- _Prompt_: Arrange the lines of the material from the one containing "website-value-cell: ₹87,427.20[2]: [275, 290, 420, 333]" through the one containing "total-purchases-count-cell: 163 Total: [420, 490, 560, 545]", both included, as a numbered list, skipping any blank lines.

+ + + +

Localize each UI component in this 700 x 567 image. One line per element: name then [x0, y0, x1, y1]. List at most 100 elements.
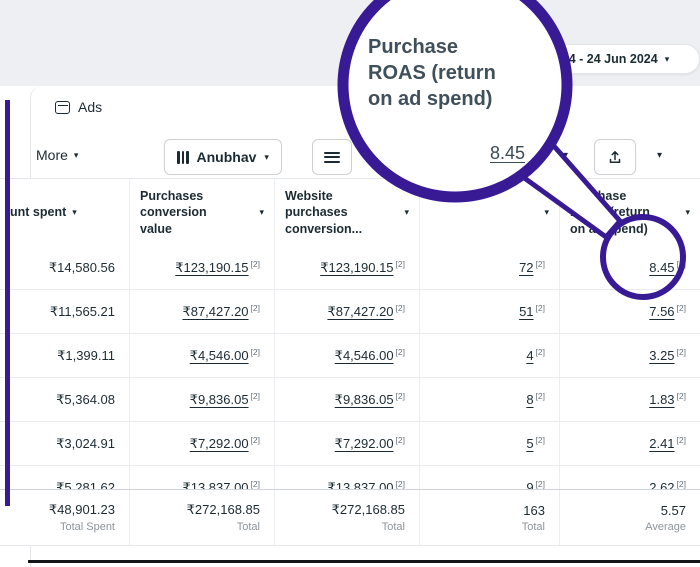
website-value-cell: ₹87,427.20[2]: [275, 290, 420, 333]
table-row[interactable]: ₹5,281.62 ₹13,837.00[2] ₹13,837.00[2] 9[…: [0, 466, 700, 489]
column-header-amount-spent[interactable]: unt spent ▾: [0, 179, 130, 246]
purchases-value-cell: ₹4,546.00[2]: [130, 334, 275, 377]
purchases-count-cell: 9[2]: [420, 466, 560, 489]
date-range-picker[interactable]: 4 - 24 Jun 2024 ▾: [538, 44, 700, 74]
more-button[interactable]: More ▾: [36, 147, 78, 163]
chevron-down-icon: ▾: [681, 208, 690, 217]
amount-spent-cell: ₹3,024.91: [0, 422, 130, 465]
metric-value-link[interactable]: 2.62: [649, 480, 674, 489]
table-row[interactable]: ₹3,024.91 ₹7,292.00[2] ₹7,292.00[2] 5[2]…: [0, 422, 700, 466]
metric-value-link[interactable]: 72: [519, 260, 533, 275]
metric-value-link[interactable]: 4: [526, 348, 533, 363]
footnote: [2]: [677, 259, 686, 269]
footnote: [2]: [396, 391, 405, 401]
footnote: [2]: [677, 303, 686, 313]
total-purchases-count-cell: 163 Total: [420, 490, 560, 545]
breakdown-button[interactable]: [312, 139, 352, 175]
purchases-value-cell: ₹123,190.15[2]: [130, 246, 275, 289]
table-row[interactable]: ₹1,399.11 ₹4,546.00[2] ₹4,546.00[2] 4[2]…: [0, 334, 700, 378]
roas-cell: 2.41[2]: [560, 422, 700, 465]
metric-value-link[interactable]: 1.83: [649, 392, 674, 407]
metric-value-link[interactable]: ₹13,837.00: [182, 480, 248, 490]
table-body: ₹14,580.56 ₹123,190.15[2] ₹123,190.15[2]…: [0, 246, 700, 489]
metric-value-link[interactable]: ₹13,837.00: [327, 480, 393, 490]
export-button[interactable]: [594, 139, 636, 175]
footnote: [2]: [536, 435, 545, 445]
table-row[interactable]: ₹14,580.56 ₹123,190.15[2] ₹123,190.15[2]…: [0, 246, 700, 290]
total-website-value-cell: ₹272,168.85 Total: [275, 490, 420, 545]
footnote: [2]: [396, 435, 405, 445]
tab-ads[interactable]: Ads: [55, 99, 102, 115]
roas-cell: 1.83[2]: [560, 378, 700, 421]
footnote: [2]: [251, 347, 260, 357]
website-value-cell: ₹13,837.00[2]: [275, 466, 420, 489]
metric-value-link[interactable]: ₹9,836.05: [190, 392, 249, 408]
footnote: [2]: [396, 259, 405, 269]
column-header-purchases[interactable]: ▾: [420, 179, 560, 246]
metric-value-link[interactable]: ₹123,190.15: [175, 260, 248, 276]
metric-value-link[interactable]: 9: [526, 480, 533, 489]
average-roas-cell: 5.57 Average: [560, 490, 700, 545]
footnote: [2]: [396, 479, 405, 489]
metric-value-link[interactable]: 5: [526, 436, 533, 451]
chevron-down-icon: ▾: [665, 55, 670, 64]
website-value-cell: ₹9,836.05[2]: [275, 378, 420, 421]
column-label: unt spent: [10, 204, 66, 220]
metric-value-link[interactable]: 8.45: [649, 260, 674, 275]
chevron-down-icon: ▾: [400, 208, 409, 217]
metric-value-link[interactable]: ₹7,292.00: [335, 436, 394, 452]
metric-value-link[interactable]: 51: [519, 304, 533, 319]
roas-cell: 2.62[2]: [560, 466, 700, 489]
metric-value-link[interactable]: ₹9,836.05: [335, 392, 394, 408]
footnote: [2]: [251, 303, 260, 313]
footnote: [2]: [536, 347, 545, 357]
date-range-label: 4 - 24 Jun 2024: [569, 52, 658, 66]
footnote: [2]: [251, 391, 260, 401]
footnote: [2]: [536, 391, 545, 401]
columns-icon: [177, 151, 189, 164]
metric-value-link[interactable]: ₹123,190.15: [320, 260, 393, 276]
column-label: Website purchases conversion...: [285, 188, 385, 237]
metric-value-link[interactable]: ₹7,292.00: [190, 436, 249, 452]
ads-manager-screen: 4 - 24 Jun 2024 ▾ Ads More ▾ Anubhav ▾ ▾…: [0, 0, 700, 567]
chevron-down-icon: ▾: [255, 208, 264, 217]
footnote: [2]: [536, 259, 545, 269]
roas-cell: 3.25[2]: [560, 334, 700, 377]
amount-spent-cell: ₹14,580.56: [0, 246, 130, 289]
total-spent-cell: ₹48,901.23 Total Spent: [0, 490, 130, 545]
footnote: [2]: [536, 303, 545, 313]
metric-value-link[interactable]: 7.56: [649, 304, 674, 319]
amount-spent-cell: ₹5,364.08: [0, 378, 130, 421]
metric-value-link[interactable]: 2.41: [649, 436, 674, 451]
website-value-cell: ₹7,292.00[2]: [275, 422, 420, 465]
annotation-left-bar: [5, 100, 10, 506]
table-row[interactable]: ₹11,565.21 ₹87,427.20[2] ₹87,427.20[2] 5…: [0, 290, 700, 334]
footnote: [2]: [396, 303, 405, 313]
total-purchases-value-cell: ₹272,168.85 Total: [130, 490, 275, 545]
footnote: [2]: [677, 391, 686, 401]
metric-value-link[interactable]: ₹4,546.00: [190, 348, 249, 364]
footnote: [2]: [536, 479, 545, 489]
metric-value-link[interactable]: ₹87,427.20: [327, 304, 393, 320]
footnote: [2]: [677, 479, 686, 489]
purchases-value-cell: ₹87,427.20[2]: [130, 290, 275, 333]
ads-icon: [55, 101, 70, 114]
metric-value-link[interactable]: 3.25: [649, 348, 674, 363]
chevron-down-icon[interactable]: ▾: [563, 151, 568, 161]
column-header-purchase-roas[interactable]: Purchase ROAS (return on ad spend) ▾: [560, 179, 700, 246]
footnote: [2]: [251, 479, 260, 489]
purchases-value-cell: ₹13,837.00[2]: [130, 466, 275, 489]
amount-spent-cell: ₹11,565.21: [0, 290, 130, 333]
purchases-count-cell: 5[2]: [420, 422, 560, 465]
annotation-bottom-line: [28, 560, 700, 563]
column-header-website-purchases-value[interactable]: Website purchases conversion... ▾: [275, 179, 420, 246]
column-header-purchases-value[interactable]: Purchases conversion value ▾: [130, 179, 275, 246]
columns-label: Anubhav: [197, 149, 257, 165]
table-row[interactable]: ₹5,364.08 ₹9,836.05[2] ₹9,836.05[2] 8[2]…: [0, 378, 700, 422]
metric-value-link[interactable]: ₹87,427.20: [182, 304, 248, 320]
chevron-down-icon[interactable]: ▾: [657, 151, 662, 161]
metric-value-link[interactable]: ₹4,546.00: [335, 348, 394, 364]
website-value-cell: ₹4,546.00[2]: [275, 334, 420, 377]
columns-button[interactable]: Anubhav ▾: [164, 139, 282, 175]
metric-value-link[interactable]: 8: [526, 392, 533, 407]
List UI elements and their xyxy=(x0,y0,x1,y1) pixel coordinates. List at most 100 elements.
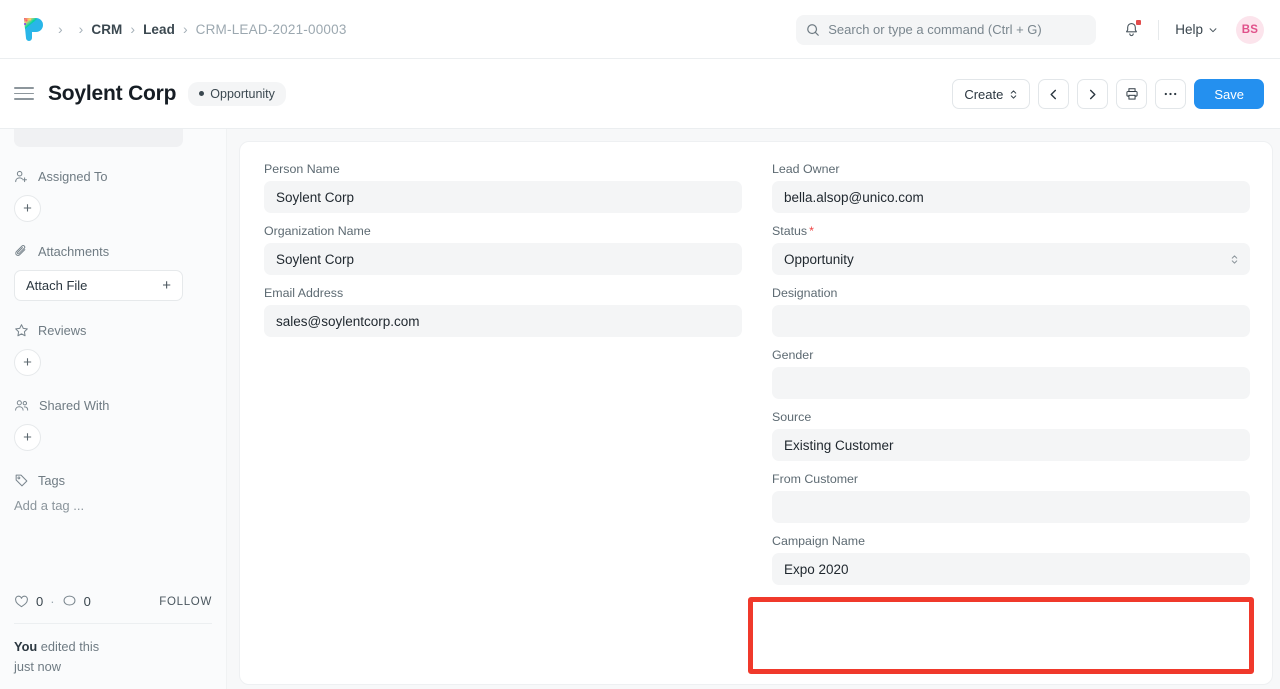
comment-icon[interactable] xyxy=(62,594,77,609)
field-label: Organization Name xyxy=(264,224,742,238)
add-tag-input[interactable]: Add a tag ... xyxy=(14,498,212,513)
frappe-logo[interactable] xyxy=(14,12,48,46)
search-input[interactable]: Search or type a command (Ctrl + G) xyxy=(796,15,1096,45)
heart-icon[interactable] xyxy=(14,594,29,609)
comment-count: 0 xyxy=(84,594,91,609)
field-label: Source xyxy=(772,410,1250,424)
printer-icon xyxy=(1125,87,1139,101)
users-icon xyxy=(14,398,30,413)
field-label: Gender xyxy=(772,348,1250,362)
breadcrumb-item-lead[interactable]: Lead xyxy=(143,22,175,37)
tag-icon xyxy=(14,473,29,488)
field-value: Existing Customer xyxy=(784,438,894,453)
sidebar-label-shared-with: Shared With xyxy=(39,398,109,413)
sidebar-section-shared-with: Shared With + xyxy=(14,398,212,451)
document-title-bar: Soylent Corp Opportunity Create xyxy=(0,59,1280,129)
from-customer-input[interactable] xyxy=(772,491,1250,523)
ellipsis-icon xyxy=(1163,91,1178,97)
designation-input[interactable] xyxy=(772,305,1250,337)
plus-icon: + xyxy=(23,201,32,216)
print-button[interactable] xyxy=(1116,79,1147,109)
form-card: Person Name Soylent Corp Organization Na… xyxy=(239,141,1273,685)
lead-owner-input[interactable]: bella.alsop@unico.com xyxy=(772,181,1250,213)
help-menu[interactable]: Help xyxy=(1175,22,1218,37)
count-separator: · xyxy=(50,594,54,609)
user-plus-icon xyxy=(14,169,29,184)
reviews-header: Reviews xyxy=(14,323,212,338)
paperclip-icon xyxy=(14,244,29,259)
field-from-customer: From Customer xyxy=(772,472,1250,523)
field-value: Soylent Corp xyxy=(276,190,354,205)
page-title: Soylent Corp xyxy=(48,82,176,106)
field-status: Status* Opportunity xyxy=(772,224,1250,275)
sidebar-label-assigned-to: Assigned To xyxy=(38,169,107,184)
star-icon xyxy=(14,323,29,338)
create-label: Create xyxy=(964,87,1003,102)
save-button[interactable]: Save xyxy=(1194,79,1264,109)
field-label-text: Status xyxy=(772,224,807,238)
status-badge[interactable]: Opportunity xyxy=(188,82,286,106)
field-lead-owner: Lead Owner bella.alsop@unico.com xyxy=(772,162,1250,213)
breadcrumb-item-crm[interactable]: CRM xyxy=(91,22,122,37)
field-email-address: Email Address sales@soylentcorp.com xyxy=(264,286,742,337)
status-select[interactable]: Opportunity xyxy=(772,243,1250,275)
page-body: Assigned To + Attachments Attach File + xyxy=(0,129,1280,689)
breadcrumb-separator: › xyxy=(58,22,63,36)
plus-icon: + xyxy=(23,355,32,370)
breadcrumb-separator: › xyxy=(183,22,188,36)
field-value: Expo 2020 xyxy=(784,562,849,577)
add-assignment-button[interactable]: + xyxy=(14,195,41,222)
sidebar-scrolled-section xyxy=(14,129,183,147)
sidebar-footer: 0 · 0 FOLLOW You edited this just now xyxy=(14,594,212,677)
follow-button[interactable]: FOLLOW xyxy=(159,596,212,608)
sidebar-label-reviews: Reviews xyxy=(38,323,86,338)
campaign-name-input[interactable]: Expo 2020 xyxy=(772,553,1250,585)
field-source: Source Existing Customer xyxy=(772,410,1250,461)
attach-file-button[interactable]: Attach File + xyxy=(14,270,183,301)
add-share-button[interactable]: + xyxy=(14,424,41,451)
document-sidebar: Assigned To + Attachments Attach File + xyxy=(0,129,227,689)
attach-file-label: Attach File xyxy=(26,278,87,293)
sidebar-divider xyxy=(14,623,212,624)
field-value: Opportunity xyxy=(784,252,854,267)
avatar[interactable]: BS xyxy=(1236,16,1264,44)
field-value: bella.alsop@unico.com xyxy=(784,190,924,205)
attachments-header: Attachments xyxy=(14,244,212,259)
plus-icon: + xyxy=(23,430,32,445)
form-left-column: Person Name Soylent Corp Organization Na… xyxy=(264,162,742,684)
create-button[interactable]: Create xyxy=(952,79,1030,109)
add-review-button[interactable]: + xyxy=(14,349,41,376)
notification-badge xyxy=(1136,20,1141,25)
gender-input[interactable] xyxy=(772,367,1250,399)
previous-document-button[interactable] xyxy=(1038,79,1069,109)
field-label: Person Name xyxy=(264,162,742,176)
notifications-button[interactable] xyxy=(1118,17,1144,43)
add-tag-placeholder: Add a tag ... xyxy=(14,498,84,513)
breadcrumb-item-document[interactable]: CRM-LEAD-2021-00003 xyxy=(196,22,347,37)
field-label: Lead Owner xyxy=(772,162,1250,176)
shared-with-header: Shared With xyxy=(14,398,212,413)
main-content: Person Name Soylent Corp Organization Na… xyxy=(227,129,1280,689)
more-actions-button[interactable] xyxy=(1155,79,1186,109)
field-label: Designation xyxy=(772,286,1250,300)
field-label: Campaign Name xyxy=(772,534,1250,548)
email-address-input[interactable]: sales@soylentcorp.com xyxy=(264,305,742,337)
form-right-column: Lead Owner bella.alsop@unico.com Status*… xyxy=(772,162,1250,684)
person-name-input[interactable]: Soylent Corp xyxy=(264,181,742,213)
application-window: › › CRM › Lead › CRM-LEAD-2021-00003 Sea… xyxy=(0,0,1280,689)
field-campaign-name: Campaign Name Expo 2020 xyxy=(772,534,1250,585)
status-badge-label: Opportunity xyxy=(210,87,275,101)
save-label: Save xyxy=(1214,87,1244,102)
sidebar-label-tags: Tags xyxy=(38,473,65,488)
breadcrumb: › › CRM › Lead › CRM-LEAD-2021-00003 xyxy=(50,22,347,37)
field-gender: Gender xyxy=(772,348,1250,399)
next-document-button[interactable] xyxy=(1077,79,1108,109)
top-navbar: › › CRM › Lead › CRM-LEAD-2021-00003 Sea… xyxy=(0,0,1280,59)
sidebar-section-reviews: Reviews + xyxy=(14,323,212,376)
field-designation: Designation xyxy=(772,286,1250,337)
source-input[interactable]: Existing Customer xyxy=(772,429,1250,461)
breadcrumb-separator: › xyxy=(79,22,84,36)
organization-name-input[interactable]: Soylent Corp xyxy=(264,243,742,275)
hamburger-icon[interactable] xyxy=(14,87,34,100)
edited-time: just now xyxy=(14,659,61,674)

+ + + +

- _Final result_:
1. website-value-cell: ₹87,427.20[2]: [275, 290, 420, 333]
2. table-row[interactable]: ₹5,281.62 ₹13,837.00[2] ₹13,837.00[2] 9[…: [0, 466, 700, 489]
3. column-header-amount-spent[interactable]: unt spent ▾: [0, 179, 130, 246]
4. purchases-value-cell: ₹4,546.00[2]: [130, 334, 275, 377]
5. purchases-count-cell: 9[2]: [420, 466, 560, 489]
6. date-range-picker[interactable]: 4 - 24 Jun 2024 ▾: [538, 44, 700, 74]
7. more-button[interactable]: More ▾: [36, 147, 78, 163]
8. chevron-down-icon: ▾: [681, 208, 690, 217]
9. amount-spent-cell: ₹3,024.91: [0, 422, 130, 465]
10. metric-value-link[interactable]: 2.62: [649, 480, 674, 489]
11. table-row[interactable]: ₹3,024.91 ₹7,292.00[2] ₹7,292.00[2] 5[2]…: [0, 422, 700, 466]
12. metric-value-link[interactable]: 72: [519, 260, 533, 275]
13. metric-value-link[interactable]: 4: [526, 348, 533, 363]
14. footnote: [2]: [677, 259, 686, 269]
15. footnote: [2]: [396, 391, 405, 401]
16. footnote: [2]: [677, 303, 686, 313]
17. total-purchases-count-cell: 163 Total: [420, 490, 560, 545]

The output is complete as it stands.